----- RECORD EXCERPTS -----

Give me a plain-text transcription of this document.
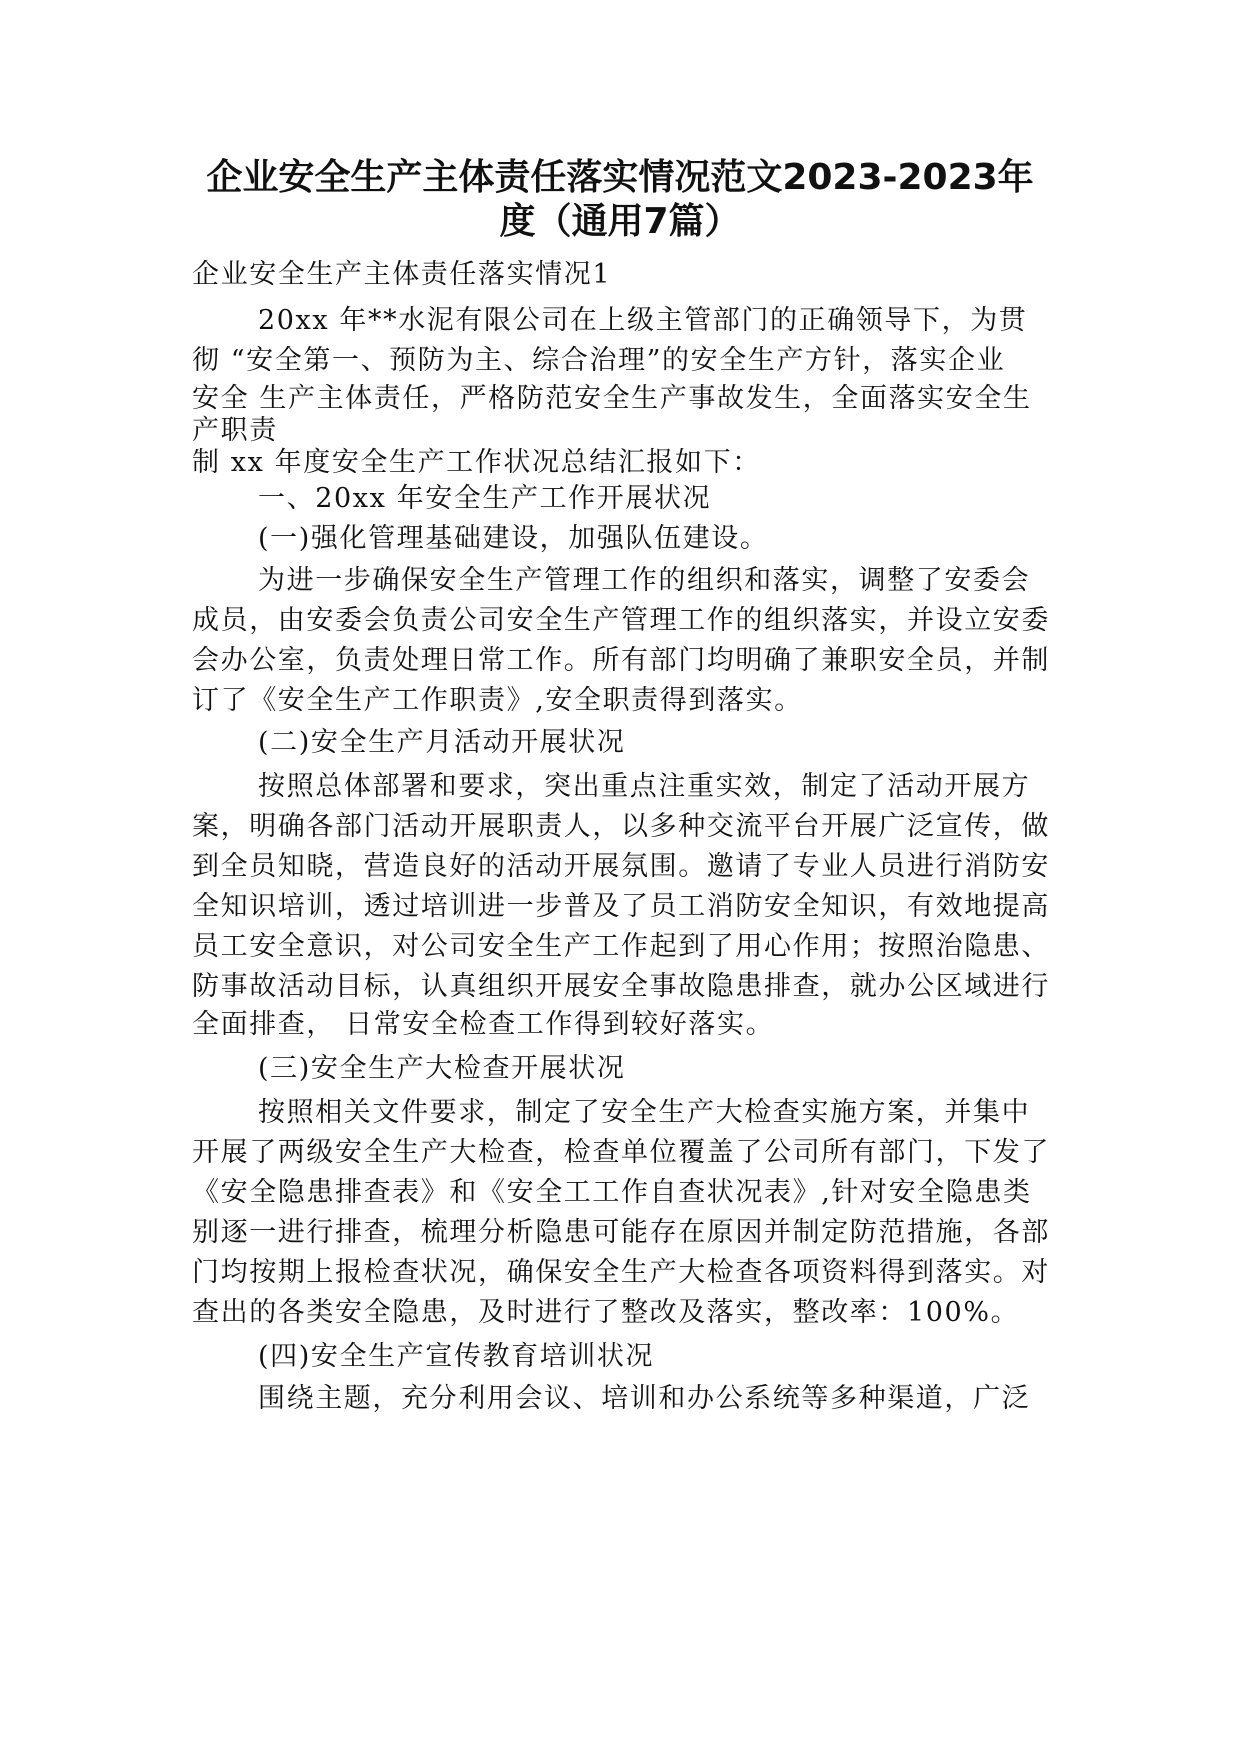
企业安全生产主体责任落实情况范文2023-2023年
度（通用7篇）
企业安全生产主体责任落实情况1
20xx 年**水泥有限公司在上级主管部门的正确领导下，为贯
彻 “安全第一、预防为主、综合治理”的安全生产方针，落实企业
安全 生产主体责任，严格防范安全生产事故发生，全面落实安全生
产职责
制 xx 年度安全生产工作状况总结汇报如下：
一、20xx 年安全生产工作开展状况
(一)强化管理基础建设，加强队伍建设。
为进一步确保安全生产管理工作的组织和落实，调整了安委会
成员，由安委会负责公司安全生产管理工作的组织落实，并设立安委
会办公室，负责处理日常工作。所有部门均明确了兼职安全员，并制
订了《安全生产工作职责》,安全职责得到落实。
(二)安全生产月活动开展状况
按照总体部署和要求，突出重点注重实效，制定了活动开展方
案，明确各部门活动开展职责人，以多种交流平台开展广泛宣传，做
到全员知晓，营造良好的活动开展氛围。邀请了专业人员进行消防安
全知识培训，透过培训进一步普及了员工消防安全知识，有效地提高
员工安全意识，对公司安全生产工作起到了用心作用；按照治隐患、
防事故活动目标，认真组织开展安全事故隐患排查，就办公区域进行
全面排查， 日常安全检查工作得到较好落实。
(三)安全生产大检查开展状况
按照相关文件要求，制定了安全生产大检查实施方案，并集中
开展了两级安全生产大检查，检查单位覆盖了公司所有部门，下发了
《安全隐患排查表》和《安全工工作自查状况表》,针对安全隐患类
别逐一进行排查，梳理分析隐患可能存在原因并制定防范措施，各部
门均按期上报检查状况，确保安全生产大检查各项资料得到落实。对
查出的各类安全隐患，及时进行了整改及落实，整改率：100%。
(四)安全生产宣传教育培训状况
围绕主题，充分利用会议、培训和办公系统等多种渠道，广泛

-----

- [STATED EXERCISE]:
Every line of the data above should be quoted exactly. Omit the pictures.

- [ANSWER TO THIS TASK]:
Give me a plain-text transcription of this document.
企业安全生产主体责任落实情况范文2023-2023年
度（通用7篇）
企业安全生产主体责任落实情况1
20xx 年**水泥有限公司在上级主管部门的正确领导下，为贯
彻 “安全第一、预防为主、综合治理”的安全生产方针，落实企业
安全 生产主体责任，严格防范安全生产事故发生，全面落实安全生
产职责
制 xx 年度安全生产工作状况总结汇报如下：
一、20xx 年安全生产工作开展状况
(一)强化管理基础建设，加强队伍建设。
为进一步确保安全生产管理工作的组织和落实，调整了安委会
成员，由安委会负责公司安全生产管理工作的组织落实，并设立安委
会办公室，负责处理日常工作。所有部门均明确了兼职安全员，并制
订了《安全生产工作职责》,安全职责得到落实。
(二)安全生产月活动开展状况
按照总体部署和要求，突出重点注重实效，制定了活动开展方
案，明确各部门活动开展职责人，以多种交流平台开展广泛宣传，做
到全员知晓，营造良好的活动开展氛围。邀请了专业人员进行消防安
全知识培训，透过培训进一步普及了员工消防安全知识，有效地提高
员工安全意识，对公司安全生产工作起到了用心作用；按照治隐患、
防事故活动目标，认真组织开展安全事故隐患排查，就办公区域进行
全面排查， 日常安全检查工作得到较好落实。
(三)安全生产大检查开展状况
按照相关文件要求，制定了安全生产大检查实施方案，并集中
开展了两级安全生产大检查，检查单位覆盖了公司所有部门，下发了
《安全隐患排查表》和《安全工工作自查状况表》,针对安全隐患类
别逐一进行排查，梳理分析隐患可能存在原因并制定防范措施，各部
门均按期上报检查状况，确保安全生产大检查各项资料得到落实。对
查出的各类安全隐患，及时进行了整改及落实，整改率：100%。
(四)安全生产宣传教育培训状况
围绕主题，充分利用会议、培训和办公系统等多种渠道，广泛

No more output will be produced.